## [SUPPLIED DATA]
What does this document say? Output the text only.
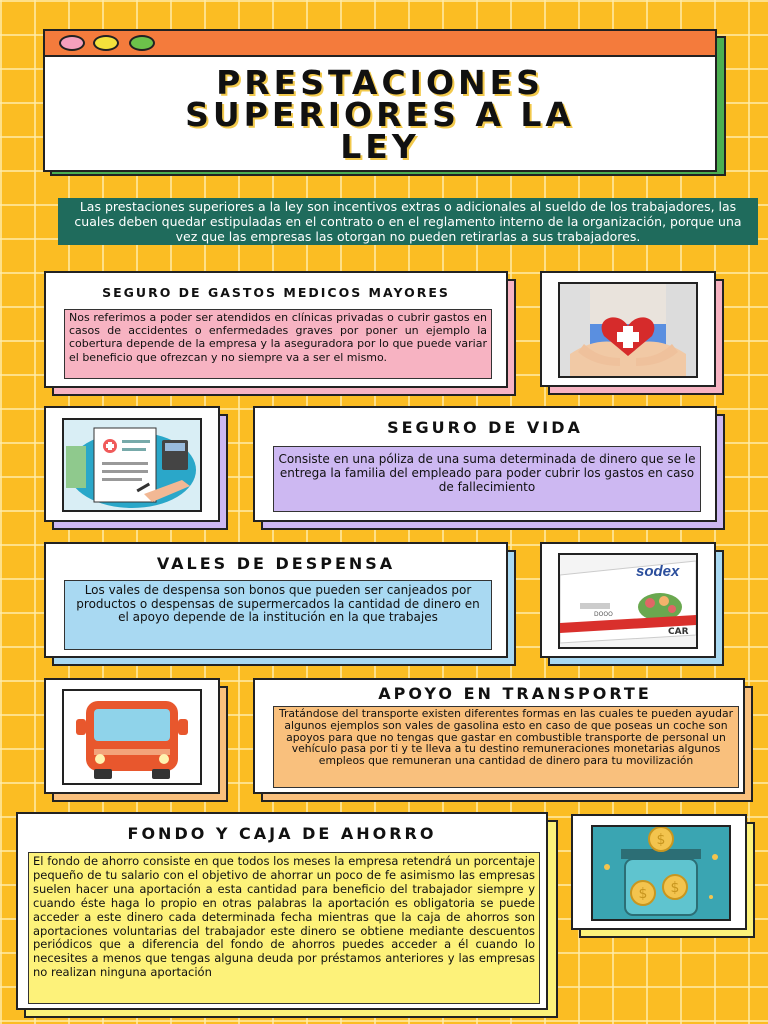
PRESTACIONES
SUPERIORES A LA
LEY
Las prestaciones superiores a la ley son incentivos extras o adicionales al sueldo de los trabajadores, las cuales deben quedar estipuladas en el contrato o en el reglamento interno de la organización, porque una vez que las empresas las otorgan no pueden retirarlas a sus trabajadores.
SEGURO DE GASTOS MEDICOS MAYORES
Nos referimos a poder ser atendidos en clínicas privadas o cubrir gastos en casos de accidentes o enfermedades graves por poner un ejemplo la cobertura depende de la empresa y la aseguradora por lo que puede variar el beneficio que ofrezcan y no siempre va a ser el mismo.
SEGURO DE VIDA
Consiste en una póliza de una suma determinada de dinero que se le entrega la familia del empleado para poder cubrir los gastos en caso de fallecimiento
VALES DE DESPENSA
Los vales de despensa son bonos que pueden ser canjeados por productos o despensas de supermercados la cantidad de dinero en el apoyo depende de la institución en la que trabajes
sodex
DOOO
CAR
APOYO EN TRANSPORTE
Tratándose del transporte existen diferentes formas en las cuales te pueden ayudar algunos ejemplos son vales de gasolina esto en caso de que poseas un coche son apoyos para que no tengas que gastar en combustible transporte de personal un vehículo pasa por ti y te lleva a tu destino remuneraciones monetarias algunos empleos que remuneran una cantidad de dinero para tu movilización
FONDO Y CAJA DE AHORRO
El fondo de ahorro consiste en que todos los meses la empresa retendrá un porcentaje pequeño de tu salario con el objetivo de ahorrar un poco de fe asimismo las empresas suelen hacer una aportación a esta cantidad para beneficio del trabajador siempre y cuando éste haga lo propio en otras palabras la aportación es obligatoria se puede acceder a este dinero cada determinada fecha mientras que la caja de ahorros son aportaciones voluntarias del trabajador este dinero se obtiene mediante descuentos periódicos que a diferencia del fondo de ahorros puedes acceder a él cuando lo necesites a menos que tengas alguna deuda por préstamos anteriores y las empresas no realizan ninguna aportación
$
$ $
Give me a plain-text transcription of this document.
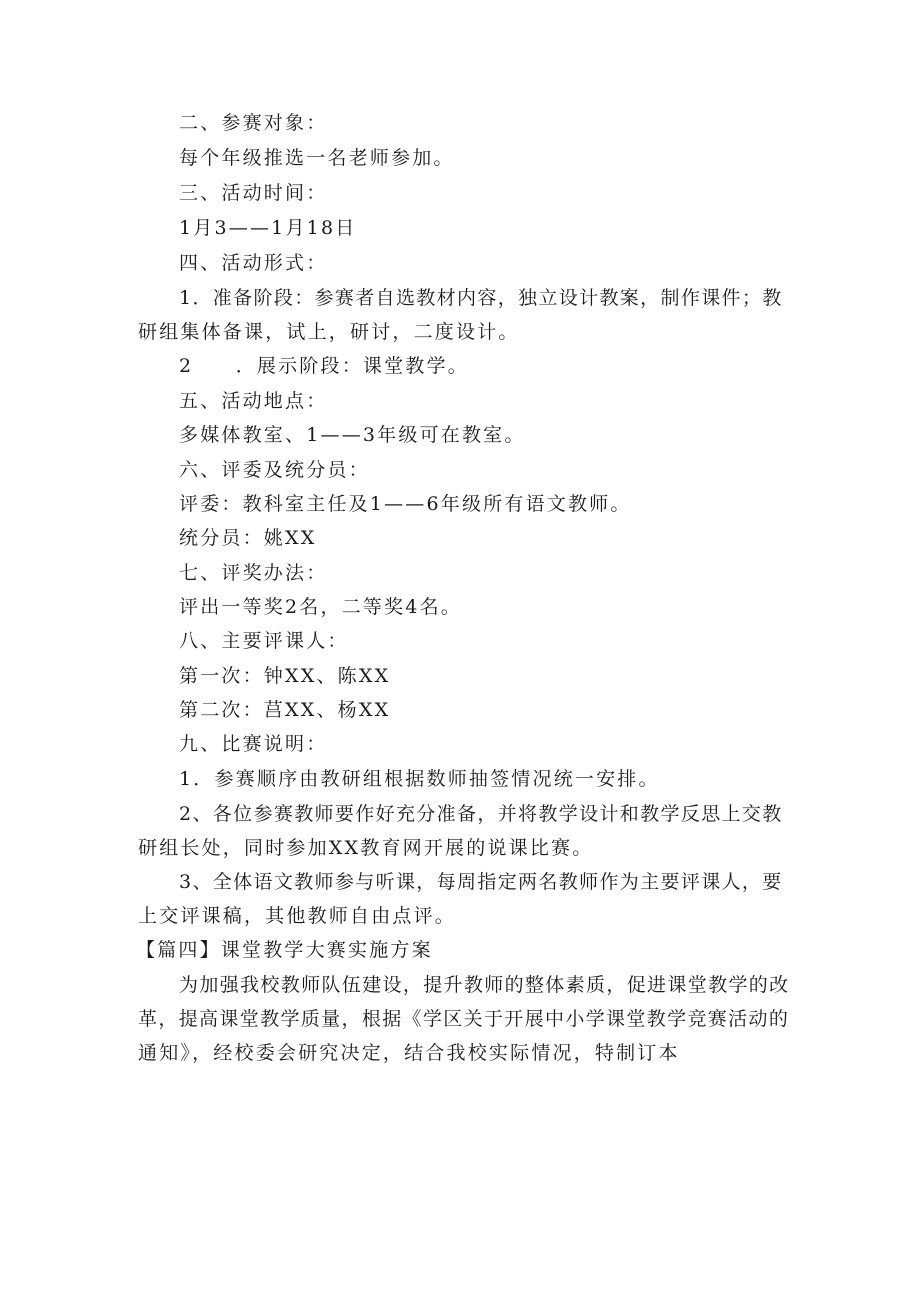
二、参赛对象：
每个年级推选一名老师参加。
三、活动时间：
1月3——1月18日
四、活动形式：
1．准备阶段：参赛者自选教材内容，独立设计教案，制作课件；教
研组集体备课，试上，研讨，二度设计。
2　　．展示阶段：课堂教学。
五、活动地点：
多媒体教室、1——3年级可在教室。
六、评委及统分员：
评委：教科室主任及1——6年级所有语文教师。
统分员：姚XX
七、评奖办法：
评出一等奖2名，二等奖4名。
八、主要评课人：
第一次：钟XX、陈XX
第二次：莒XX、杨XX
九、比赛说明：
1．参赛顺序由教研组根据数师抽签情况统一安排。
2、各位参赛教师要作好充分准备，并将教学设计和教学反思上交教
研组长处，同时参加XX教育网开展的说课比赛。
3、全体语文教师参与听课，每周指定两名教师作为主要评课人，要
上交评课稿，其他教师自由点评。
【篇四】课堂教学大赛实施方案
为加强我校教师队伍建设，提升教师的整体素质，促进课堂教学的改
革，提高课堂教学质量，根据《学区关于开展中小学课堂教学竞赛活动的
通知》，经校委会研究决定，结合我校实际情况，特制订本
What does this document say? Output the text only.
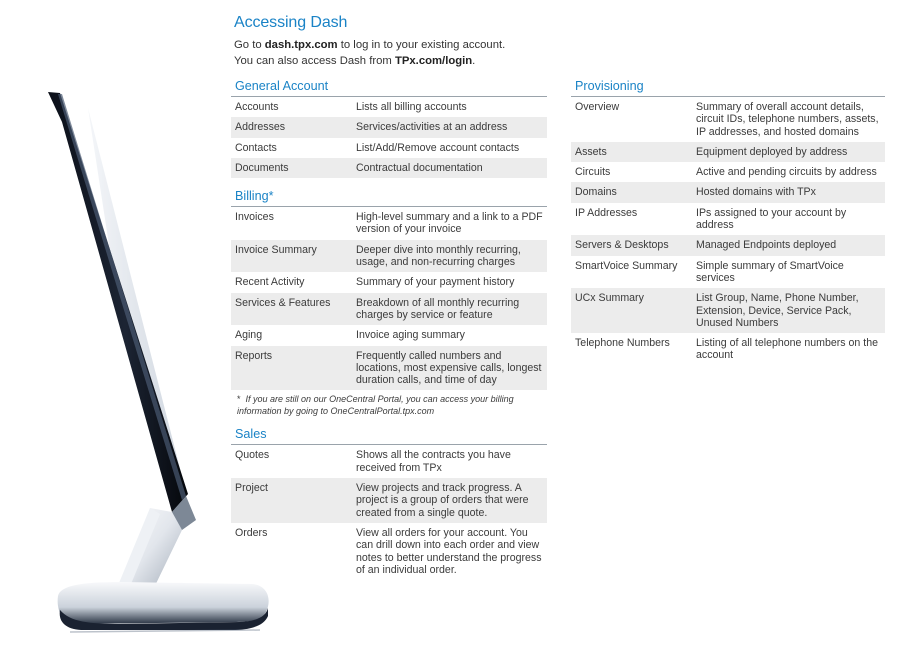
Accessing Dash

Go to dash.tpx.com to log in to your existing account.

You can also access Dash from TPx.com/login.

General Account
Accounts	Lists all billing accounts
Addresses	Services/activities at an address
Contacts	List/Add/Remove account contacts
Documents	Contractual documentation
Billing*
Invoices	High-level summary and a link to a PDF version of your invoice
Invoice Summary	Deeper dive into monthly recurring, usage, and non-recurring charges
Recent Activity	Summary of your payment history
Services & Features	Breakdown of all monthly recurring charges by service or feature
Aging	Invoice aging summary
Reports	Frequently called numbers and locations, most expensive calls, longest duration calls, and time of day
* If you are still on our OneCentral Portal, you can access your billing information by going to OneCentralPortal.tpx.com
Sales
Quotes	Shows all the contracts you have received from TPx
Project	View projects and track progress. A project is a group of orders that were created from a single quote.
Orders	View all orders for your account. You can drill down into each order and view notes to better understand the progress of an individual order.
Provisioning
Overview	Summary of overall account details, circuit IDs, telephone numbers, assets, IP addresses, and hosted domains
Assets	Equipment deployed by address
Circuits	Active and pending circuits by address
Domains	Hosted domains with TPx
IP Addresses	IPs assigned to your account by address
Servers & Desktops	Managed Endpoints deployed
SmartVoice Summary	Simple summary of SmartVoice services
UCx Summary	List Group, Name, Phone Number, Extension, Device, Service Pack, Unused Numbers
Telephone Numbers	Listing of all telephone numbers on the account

## [AIM OF THE TASK]
Pull out every line containing "beneficio".

## [REPLY TO THE TASK]
Nos referimos a poder ser atendidos en clínicas privadas o cubrir gastos en casos de accidentes o enfermedades graves por poner un ejemplo la cobertura depende de la empresa y la aseguradora por lo que puede variar el beneficio que ofrezcan y no siempre va a ser el mismo.
El fondo de ahorro consiste en que todos los meses la empresa retendrá un porcentaje pequeño de tu salario con el objetivo de ahorrar un poco de fe asimismo las empresas suelen hacer una aportación a esta cantidad para beneficio del trabajador siempre y cuando éste haga lo propio en otras palabras la aportación es obligatoria se puede acceder a este dinero cada determinada fecha mientras que la caja de ahorros son aportaciones voluntarias del trabajador este dinero se obtiene mediante descuentos periódicos que a diferencia del fondo de ahorros puedes acceder a él cuando lo necesites a menos que tengas alguna deuda por préstamos anteriores y las empresas no realizan ninguna aportación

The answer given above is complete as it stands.